Dataset records on visual material

## Begin

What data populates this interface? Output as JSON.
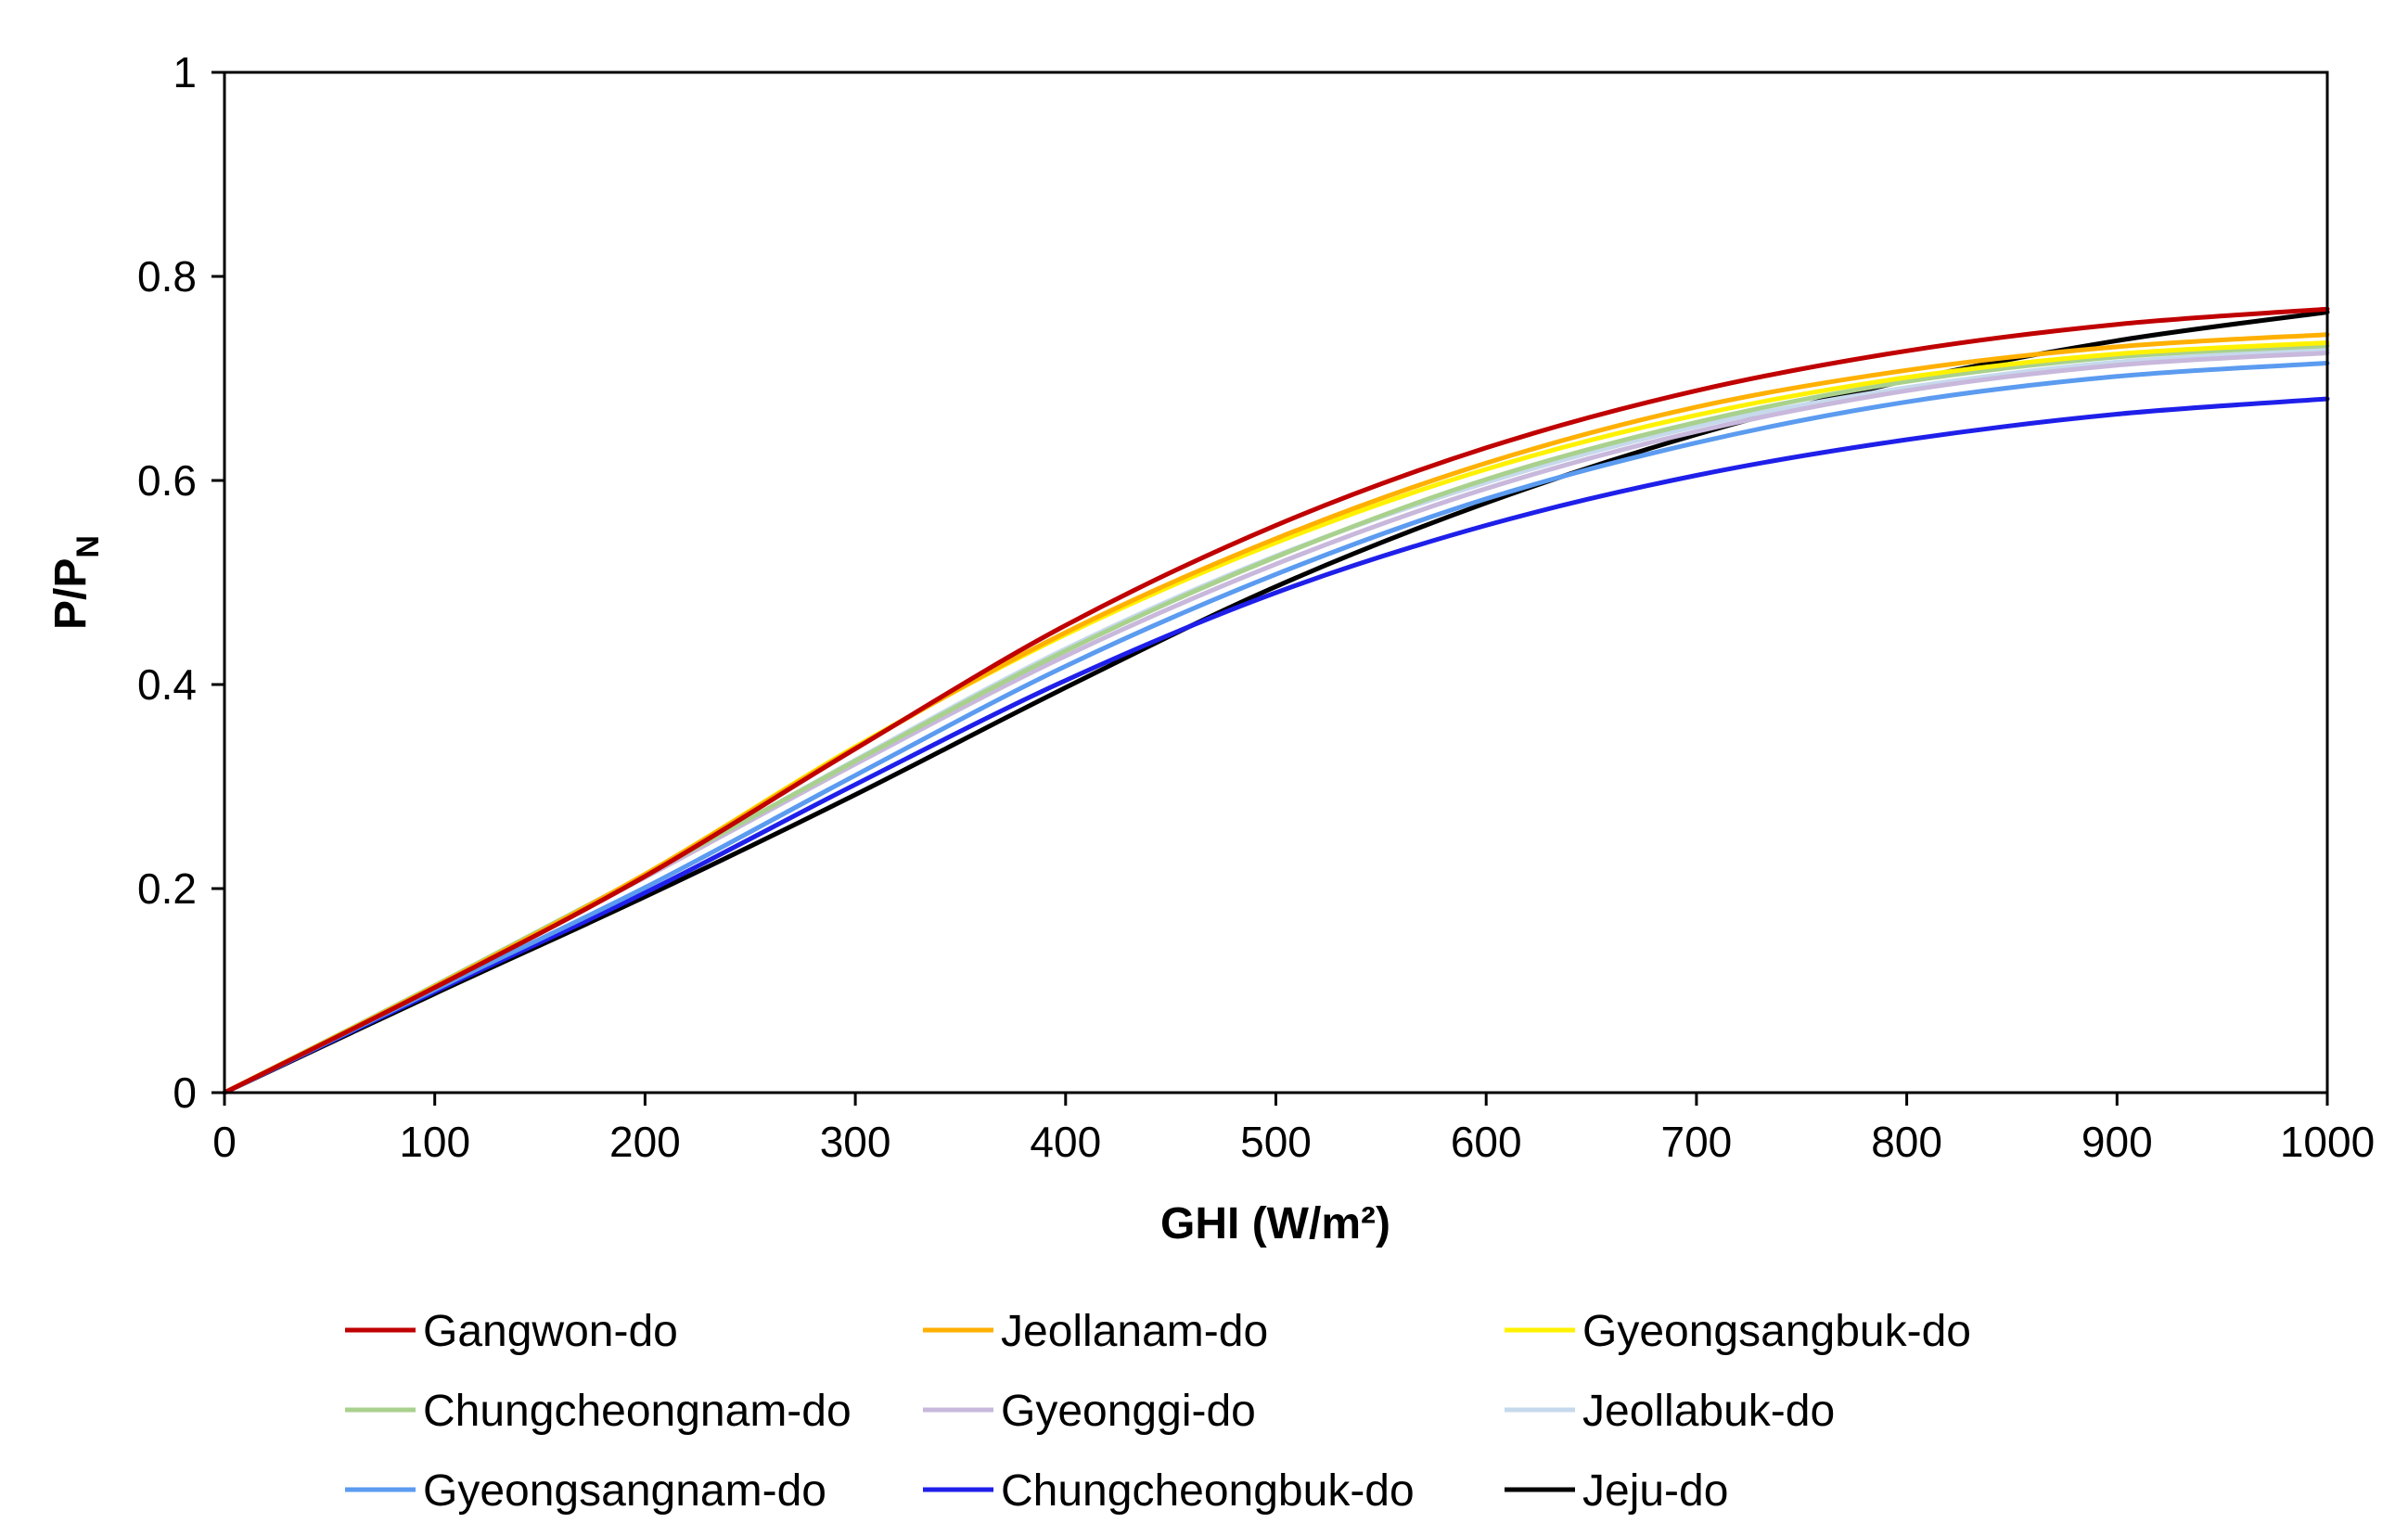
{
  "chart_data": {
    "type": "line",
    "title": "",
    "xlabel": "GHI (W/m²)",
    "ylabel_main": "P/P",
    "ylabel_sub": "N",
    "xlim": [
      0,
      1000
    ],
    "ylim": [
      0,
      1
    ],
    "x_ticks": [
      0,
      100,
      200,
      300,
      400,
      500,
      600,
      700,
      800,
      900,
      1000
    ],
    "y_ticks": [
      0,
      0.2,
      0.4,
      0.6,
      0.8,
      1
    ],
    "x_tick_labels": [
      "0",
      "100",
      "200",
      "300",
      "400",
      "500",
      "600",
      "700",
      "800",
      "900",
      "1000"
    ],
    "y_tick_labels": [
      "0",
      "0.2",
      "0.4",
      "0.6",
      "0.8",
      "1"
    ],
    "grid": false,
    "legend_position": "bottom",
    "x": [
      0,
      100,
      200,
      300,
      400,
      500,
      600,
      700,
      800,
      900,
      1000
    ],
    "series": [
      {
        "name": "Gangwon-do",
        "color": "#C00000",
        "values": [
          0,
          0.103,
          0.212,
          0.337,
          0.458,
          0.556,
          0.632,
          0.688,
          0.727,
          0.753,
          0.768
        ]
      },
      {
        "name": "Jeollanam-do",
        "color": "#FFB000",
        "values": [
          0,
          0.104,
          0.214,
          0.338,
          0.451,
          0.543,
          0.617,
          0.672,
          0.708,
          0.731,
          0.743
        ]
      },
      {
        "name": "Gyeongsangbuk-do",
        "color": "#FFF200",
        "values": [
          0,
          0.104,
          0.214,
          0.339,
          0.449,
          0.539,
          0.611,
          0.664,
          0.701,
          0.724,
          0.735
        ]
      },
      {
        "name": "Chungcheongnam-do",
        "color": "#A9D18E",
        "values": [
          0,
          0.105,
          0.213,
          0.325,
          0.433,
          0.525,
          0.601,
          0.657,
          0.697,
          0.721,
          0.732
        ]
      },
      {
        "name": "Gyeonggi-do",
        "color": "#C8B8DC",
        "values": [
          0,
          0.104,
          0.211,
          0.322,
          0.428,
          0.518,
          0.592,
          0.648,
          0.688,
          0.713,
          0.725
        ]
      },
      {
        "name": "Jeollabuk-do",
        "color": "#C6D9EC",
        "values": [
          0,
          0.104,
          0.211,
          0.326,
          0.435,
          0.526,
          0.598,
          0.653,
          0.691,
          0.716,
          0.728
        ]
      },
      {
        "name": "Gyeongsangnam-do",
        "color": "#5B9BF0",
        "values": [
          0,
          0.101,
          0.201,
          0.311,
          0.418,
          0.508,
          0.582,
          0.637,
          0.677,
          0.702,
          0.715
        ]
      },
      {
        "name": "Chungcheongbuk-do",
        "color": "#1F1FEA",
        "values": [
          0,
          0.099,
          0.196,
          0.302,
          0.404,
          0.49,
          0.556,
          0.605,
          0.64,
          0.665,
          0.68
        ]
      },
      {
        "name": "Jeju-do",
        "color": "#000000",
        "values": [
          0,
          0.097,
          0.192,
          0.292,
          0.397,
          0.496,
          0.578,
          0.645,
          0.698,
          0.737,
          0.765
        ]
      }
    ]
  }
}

## End

## Exercise task
Without including any pictures, please restate all the records exactly.

## The output
What data populates this interface? Output as JSON.
{
  "chart_data": {
    "type": "line",
    "title": "",
    "xlabel": "GHI (W/m²)",
    "ylabel_main": "P/P",
    "ylabel_sub": "N",
    "xlim": [
      0,
      1000
    ],
    "ylim": [
      0,
      1
    ],
    "x_ticks": [
      0,
      100,
      200,
      300,
      400,
      500,
      600,
      700,
      800,
      900,
      1000
    ],
    "y_ticks": [
      0,
      0.2,
      0.4,
      0.6,
      0.8,
      1
    ],
    "x_tick_labels": [
      "0",
      "100",
      "200",
      "300",
      "400",
      "500",
      "600",
      "700",
      "800",
      "900",
      "1000"
    ],
    "y_tick_labels": [
      "0",
      "0.2",
      "0.4",
      "0.6",
      "0.8",
      "1"
    ],
    "grid": false,
    "legend_position": "bottom",
    "x": [
      0,
      100,
      200,
      300,
      400,
      500,
      600,
      700,
      800,
      900,
      1000
    ],
    "series": [
      {
        "name": "Gangwon-do",
        "color": "#C00000",
        "values": [
          0,
          0.103,
          0.212,
          0.337,
          0.458,
          0.556,
          0.632,
          0.688,
          0.727,
          0.753,
          0.768
        ]
      },
      {
        "name": "Jeollanam-do",
        "color": "#FFB000",
        "values": [
          0,
          0.104,
          0.214,
          0.338,
          0.451,
          0.543,
          0.617,
          0.672,
          0.708,
          0.731,
          0.743
        ]
      },
      {
        "name": "Gyeongsangbuk-do",
        "color": "#FFF200",
        "values": [
          0,
          0.104,
          0.214,
          0.339,
          0.449,
          0.539,
          0.611,
          0.664,
          0.701,
          0.724,
          0.735
        ]
      },
      {
        "name": "Chungcheongnam-do",
        "color": "#A9D18E",
        "values": [
          0,
          0.105,
          0.213,
          0.325,
          0.433,
          0.525,
          0.601,
          0.657,
          0.697,
          0.721,
          0.732
        ]
      },
      {
        "name": "Gyeonggi-do",
        "color": "#C8B8DC",
        "values": [
          0,
          0.104,
          0.211,
          0.322,
          0.428,
          0.518,
          0.592,
          0.648,
          0.688,
          0.713,
          0.725
        ]
      },
      {
        "name": "Jeollabuk-do",
        "color": "#C6D9EC",
        "values": [
          0,
          0.104,
          0.211,
          0.326,
          0.435,
          0.526,
          0.598,
          0.653,
          0.691,
          0.716,
          0.728
        ]
      },
      {
        "name": "Gyeongsangnam-do",
        "color": "#5B9BF0",
        "values": [
          0,
          0.101,
          0.201,
          0.311,
          0.418,
          0.508,
          0.582,
          0.637,
          0.677,
          0.702,
          0.715
        ]
      },
      {
        "name": "Chungcheongbuk-do",
        "color": "#1F1FEA",
        "values": [
          0,
          0.099,
          0.196,
          0.302,
          0.404,
          0.49,
          0.556,
          0.605,
          0.64,
          0.665,
          0.68
        ]
      },
      {
        "name": "Jeju-do",
        "color": "#000000",
        "values": [
          0,
          0.097,
          0.192,
          0.292,
          0.397,
          0.496,
          0.578,
          0.645,
          0.698,
          0.737,
          0.765
        ]
      }
    ]
  }
}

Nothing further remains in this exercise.